### Exercise
Reproduce the listing below in its entirety. Change nothing.

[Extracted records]
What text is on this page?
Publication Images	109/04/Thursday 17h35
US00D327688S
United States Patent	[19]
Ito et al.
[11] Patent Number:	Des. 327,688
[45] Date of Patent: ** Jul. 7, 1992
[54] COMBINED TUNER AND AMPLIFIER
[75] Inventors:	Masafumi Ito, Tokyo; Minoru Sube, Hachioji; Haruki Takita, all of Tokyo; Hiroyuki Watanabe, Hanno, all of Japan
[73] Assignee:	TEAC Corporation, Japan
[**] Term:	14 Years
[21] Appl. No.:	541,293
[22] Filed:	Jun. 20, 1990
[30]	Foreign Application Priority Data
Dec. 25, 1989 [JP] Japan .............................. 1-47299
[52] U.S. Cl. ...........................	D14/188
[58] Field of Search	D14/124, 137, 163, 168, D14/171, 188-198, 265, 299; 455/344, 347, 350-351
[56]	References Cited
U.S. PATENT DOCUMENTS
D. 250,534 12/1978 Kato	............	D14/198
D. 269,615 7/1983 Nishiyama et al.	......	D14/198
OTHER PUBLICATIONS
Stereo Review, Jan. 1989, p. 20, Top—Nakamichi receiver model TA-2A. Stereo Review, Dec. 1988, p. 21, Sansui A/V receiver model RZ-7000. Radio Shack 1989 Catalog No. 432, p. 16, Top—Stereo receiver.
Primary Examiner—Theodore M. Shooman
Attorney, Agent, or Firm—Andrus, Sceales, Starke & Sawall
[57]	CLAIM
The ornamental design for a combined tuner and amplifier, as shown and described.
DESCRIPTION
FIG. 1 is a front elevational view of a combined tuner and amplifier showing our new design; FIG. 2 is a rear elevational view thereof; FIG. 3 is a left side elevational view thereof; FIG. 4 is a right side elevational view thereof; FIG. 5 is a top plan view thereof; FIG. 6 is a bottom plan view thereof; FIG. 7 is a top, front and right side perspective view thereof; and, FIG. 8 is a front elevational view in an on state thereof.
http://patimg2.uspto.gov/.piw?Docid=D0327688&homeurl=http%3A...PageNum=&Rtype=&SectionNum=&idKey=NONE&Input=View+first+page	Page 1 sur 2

### Expected answer
What text is on this page?
Publication Images	109/04/Thursday 17h35
US00D327688S
United States Patent	[19]
Ito et al.
[11] Patent Number:	Des. 327,688
[45] Date of Patent: ** Jul. 7, 1992
[54] COMBINED TUNER AND AMPLIFIER
[75] Inventors:	Masafumi Ito, Tokyo; Minoru Sube, Hachioji; Haruki Takita, all of Tokyo; Hiroyuki Watanabe, Hanno, all of Japan
[73] Assignee:	TEAC Corporation, Japan
[**] Term:	14 Years
[21] Appl. No.:	541,293
[22] Filed:	Jun. 20, 1990
[30]	Foreign Application Priority Data
Dec. 25, 1989 [JP] Japan .............................. 1-47299
[52] U.S. Cl. ...........................	D14/188
[58] Field of Search	D14/124, 137, 163, 168, D14/171, 188-198, 265, 299; 455/344, 347, 350-351
[56]	References Cited
U.S. PATENT DOCUMENTS
D. 250,534 12/1978 Kato	............	D14/198
D. 269,615 7/1983 Nishiyama et al.	......	D14/198
OTHER PUBLICATIONS
Stereo Review, Jan. 1989, p. 20, Top—Nakamichi receiver model TA-2A. Stereo Review, Dec. 1988, p. 21, Sansui A/V receiver model RZ-7000. Radio Shack 1989 Catalog No. 432, p. 16, Top—Stereo receiver.
Primary Examiner—Theodore M. Shooman
Attorney, Agent, or Firm—Andrus, Sceales, Starke & Sawall
[57]	CLAIM
The ornamental design for a combined tuner and amplifier, as shown and described.
DESCRIPTION
FIG. 1 is a front elevational view of a combined tuner and amplifier showing our new design; FIG. 2 is a rear elevational view thereof; FIG. 3 is a left side elevational view thereof; FIG. 4 is a right side elevational view thereof; FIG. 5 is a top plan view thereof; FIG. 6 is a bottom plan view thereof; FIG. 7 is a top, front and right side perspective view thereof; and, FIG. 8 is a front elevational view in an on state thereof.
http://patimg2.uspto.gov/.piw?Docid=D0327688&homeurl=http%3A...PageNum=&Rtype=&SectionNum=&idKey=NONE&Input=View+first+page	Page 1 sur 2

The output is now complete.